### Short task:
Rewrite everything in the fishing trip text from "Eight tarpon would" down to "beautiful African pompanos.", putting "giant" in place of "bruiser".

### Text excerpt:
-------------------------

Trinidad has its fair share of security issues like many islands in the Caribbean, but Jonathan de la Rosa of Monsta Tarpon offers an experience in a quiet, tranquil part of the country that is far from crowds and large cities. After being picked up at the airport, we first took a one-hour van ride to Chaguaramas in Western Trinidad, and then our group of four took the 5-minute boat ride over to Gaspar Grande Island where Jonathan and his family own a private villa that they rent to fishing guests. One open-air building houses the kitchen and dining area, and the other building has three bedrooms and a living room. Our group of four enjoyed the villa, although to be clear, there’s not much do once you’re on the island other than read, relax and enjoy the view. The island has no roads or walking paths; all the private homes are built on the edge of the island, and require boats for transportation. Fresh water and electricity are available via pipeline from the mainland, there’s hot water in the showers and air conditioning in each bedroom. We enjoyed the food, which consisted of local fish, chicken and pork recipes as well as some hearty breakfasts each day.
Jonathan fishes both outgoing and incoming tides in Bocas del Dragon–the channels around the uninhabited islands west of Chaguaramas. The steep cliffs and rock formations on the islands make for some beautiful scenery while you slowly drift through the channel with the tide. The fishing areas are less than 15 minutes from Gaspar Grande Island. Most of the time, there were no other boats fishing, other than a couple of local fisherman hand-lining for mackerel or kingfish. Choice of tackle is up to you: lures, live baits or flies (more on that later). We’re not really fly fisherman, so we went with live baits which we would cast near the rocky cliffs of the islands. While you often lose some tarpon on their spectacular jumps, there are no bridges and little structure in these channels on which fish can cut your line. Water depths range from 40 to 100 feet, and for the most part, there are few underwater rock formations to worry about.
The first day was a little windy, but we were able to land 8 of 16 fish, all in the 15 to 35 pound range. You can’t “horse” these fish like you would with a billfish, tuna or trevally, since you would risk pulling the hook out of the tarpon’s mouth, particularly on light tackle. Patience is key, since tarpon will surface multiple times during the fight for oxygen, regain stamina and go on another line-screaming run.
Eight tarpon would have been a spectacular day anywhere else, but in Trinidad, it was a little below average for July. On the second day, we went out at 6:30 am and when we got to the fishing grounds, there were tarpon busting the surface. The action was immediate: we cast into the school, after which several tarpon attacked our baits and leapt into the air. We landed 10 tarpon in the morning and another 5 in the afternoon (after a 4-hour break for lunch). One of the afternoon tarpon was an 80 or 90-pound bruiser that I fought for almost 45 minutes; we were able to leader it, but it shook off right as we were going to take pictures. The by-catch included 10-20 pound jack crevalles, small groupers and some beautiful African pompanos.

-------------------------

### Entries provided:

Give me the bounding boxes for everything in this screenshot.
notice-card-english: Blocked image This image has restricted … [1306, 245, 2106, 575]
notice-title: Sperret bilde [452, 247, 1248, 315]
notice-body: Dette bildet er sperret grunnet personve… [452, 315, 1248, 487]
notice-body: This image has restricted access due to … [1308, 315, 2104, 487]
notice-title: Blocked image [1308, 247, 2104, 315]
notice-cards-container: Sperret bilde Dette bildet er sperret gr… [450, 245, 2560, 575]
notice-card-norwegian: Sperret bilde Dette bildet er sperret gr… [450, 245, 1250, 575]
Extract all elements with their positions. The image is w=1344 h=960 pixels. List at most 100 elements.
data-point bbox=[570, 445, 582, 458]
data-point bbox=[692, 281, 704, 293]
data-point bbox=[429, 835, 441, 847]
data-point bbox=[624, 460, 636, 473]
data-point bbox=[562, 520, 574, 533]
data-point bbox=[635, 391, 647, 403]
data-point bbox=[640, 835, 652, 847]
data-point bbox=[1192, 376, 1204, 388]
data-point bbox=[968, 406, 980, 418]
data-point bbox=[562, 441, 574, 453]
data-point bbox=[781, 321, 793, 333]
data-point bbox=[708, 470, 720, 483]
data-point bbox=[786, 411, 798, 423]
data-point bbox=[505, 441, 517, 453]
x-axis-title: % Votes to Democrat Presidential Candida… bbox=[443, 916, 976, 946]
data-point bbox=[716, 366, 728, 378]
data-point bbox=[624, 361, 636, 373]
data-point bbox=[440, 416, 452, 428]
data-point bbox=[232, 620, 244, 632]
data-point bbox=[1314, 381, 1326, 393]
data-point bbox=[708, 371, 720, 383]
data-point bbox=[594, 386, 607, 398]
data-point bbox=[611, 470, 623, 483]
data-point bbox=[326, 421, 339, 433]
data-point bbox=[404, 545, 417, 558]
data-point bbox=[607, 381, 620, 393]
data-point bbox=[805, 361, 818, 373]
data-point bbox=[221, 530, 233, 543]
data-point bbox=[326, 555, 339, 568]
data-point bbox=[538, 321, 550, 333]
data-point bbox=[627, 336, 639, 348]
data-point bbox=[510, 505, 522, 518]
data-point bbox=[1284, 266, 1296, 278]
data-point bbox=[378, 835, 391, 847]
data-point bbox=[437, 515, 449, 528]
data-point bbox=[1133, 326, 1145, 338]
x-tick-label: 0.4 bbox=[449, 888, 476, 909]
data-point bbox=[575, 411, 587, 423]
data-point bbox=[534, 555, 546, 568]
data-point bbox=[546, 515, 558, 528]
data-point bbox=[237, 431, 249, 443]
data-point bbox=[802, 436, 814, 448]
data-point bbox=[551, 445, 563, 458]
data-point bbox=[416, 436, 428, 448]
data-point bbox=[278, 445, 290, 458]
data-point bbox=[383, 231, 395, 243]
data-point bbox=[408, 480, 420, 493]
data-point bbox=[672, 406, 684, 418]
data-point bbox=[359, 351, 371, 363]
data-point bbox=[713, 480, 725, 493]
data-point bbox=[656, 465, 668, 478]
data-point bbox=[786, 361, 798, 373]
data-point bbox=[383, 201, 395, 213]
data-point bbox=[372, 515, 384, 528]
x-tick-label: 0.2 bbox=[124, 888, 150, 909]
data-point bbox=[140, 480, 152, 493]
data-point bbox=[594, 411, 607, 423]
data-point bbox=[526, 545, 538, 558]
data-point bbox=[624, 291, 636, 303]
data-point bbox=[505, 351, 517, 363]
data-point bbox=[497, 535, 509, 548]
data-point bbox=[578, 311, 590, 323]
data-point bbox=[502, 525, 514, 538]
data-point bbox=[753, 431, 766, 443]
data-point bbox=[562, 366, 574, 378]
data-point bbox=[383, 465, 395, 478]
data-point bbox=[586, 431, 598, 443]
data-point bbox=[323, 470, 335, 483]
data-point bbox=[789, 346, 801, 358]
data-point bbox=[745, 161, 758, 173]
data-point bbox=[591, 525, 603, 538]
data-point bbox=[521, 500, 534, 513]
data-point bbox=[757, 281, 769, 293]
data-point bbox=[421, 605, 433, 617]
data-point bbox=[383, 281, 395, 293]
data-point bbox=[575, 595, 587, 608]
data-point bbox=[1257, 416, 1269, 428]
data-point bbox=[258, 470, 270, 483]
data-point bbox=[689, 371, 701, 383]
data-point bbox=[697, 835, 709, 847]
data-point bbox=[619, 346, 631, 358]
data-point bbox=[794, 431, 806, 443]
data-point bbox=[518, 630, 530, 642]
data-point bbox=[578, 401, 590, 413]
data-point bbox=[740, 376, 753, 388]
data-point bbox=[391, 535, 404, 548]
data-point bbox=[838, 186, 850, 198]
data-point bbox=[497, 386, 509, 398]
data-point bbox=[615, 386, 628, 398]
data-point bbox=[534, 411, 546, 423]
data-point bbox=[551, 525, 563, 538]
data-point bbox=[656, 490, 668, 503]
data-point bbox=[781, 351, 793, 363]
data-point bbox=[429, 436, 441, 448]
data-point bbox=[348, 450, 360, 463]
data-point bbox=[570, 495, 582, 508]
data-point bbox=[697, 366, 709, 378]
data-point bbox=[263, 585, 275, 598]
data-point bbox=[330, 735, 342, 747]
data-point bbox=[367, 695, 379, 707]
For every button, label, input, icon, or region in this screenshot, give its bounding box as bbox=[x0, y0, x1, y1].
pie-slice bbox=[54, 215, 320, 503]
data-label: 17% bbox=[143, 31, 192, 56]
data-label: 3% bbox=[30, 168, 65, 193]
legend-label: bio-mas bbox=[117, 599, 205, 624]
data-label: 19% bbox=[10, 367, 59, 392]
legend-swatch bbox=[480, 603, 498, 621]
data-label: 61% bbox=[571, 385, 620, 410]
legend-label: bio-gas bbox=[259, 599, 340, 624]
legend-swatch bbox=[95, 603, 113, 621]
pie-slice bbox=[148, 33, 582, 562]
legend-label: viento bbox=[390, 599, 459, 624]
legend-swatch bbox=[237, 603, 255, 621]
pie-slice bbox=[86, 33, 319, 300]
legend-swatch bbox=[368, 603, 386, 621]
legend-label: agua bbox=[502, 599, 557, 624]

-------------------------

### Response to this task:
Eight tarpon would have been a spectacular day anywhere else, but in Trinidad, it was a little below average for July. On the second day, we went out at 6:30 am and when we got to the fishing grounds, there were tarpon busting the surface. The action was immediate: we cast into the school, after which several tarpon attacked our baits and leapt into the air. We landed 10 tarpon in the morning and another 5 in the afternoon (after a 4-hour break for lunch). One of the afternoon tarpon was an 80 or 90-pound giant that I fought for almost 45 minutes; we were able to leader it, but it shook off right as we were going to take pictures. The by-catch included 10-20 pound jack crevalles, small groupers and some beautiful African pompanos.